TEXTO DE ORIGEM =>
A usucapião possui inúmeras espécies distribuídas no código civil e demais dispositivos normativas brasileiros. Agora, imagine que você pudesse aprender apenas uma espécie de usucapião, qual seria? Meus alunos sabem bem dessa resposta e vou compartilhar com vocês. Seria a Usucapião extraordinária, de longe a mais utilizada na prática advocatícia.

A usucapião extraordinária é aquela que se adquire em 15 (quinze) anos, salvo se o possuidor houver estabelecido no imóvel sua moradia habitual ou nele tiver realizado obras ou serviços de caráter produtivo sendo, nesse caso, o lapso de tempo de 10 (dez) anos, mediante prova de posse mansa e pacífica e ininterrupta, independentemente de justo título e boa-fé, nos termos do artigo 1.238 do Código Civil Brasileiro.

 

Portanto, para que o possuidor do imóvel tenha direito a usucapião extraordinária, são necessários o preenchimento dos seguintes requisitos:

1) Posse com “animus domini” – deve possuir o bem como se fosse seu;

2) Pelo prazo igual ou superior a 15 (quinze) anos;

3) Com posse mansa, pacífica e ininterrupta da propriedade.

Essa modalidade é a forma mais comum de aquisição de propriedade, e tem como característica a inexigibilidade de título (contrato e/ou documento comprobatório) e boa-fé do possuidor. 

Feitos os esclarecimentos acima, imagine a seguinte situação hipotética:

João é possuidor, há mais de 15 anos, de uma área urbana de 10m2. Ele não tem o título de propriedade dessa área, mas afirma ter a posse mansa, pacífica e ininterrupta.

Determinado dia, João procura seu escritório e você ajuíza, em nome do autor, uma ação de usucapião extraordinária pedindo que ele se torne proprietário da área. O juiz julga improcedente o pedido alegando que João preenche os requisitos da usucapião extraordinária previstos no art. 1.238 do CC, porém ele não poderia se tornar proprietário em virtude de o plano diretor da cidade proibir que existam imóveis urbanos registrados com metragem inferior a 20m2.

Em outras palavras, o plano diretor da cidade, para fins de organização e planejamento urbano, fixou que o módulo mínimo dos lotes urbanos naquele Município seria de 20m2 e, como a área ocupada por João seria menor que isso, ele não poderia registrar o imóvel em seu nome.

LINHAS DE DADOS =>
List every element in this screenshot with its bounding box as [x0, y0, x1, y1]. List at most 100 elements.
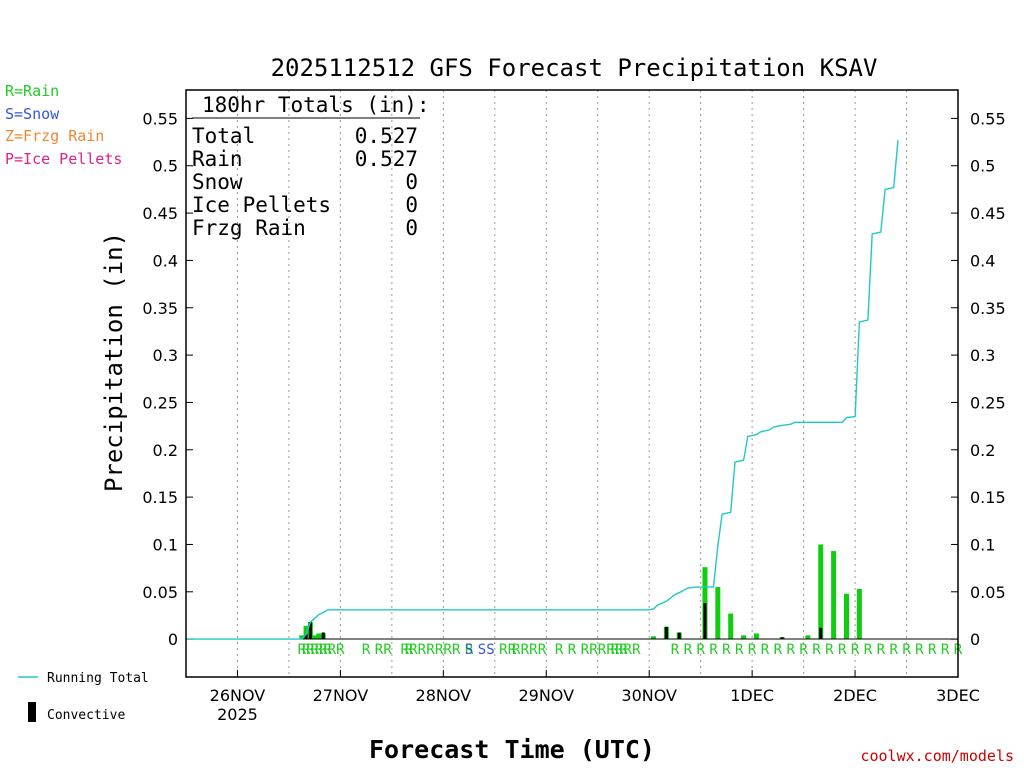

INSTRUÇÕES =>
a) De acordo com o texto sobre usucapião, qual é o prazo da usucapião extraordinária quando o possuidor estabeleceu no imóvel sua moradia habitual?
b) Por favor, dê continuidade ao texto sobre usucapião a partir do ponto em que ele termina.
O material não tem relação com o texto sobre usucapião.

RESPOSTAS =>
a) O prazo é de 10 (dez) anos.

b)
O STJ em célebre decisão pacificou que se forem preenchidos os requisitos do art. 1238 do CC/2002, a pessoa terá direito à usucapião extraordinária e o fato de o imóvel em questão não atender ao mínimo dos módulos urbanos exigidos pela legislação municipal para a respectiva área (dimensão do lote) não é motivo suficiente para se negar esse direito, pois não há na legislação ordinária própria à disciplina da usucapião regra que especifique área mínima.

Para que seja deferido o direito à usucapião extraordinária basta o preenchimento dos requisitos exigidos pelo Código Civil, de modo que não se pode impor obstáculos, através de leis municipais, para impedir que se aperfeiçoe, em favor de parte interessada, o modo originário de aquisição de propriedade.

O parcelamento do solo e as normas de edificação são providências relativas à função social da cidade. Por outro lado – explicou –, a usucapião tem por objetivo a regularização da posse e, uma vez reconhecida judicialmente, assegura o cumprimento da função social da propriedade.

A função social da cidade não se efetiva de maneira apartada da função social da propriedade. Aliás, certo é que ambos os institutos são membros de um mesmo corpo e que a realização coordenada de ambos sempre promoverá um bem maior.

A usucapião é uma das mais legítimas formas de promoção da função social da propriedade, tendo em vista ser instrumento que prestigia a situação de fato, fato social, qual seja, a boa posse, com repercussão para edificação da cidadania e das necessidades básicas do ser humano.

Assim, o Município pode legislar constituindo “módulo mínimo” para fins de função social da cidade (planejamento e ocupação do solo urbano – art. 30, VIII da CF/1988), porém, essa legislação não pode impedir o nascimento do direito de propriedade através da usucapião, que legitima a função social da propriedade.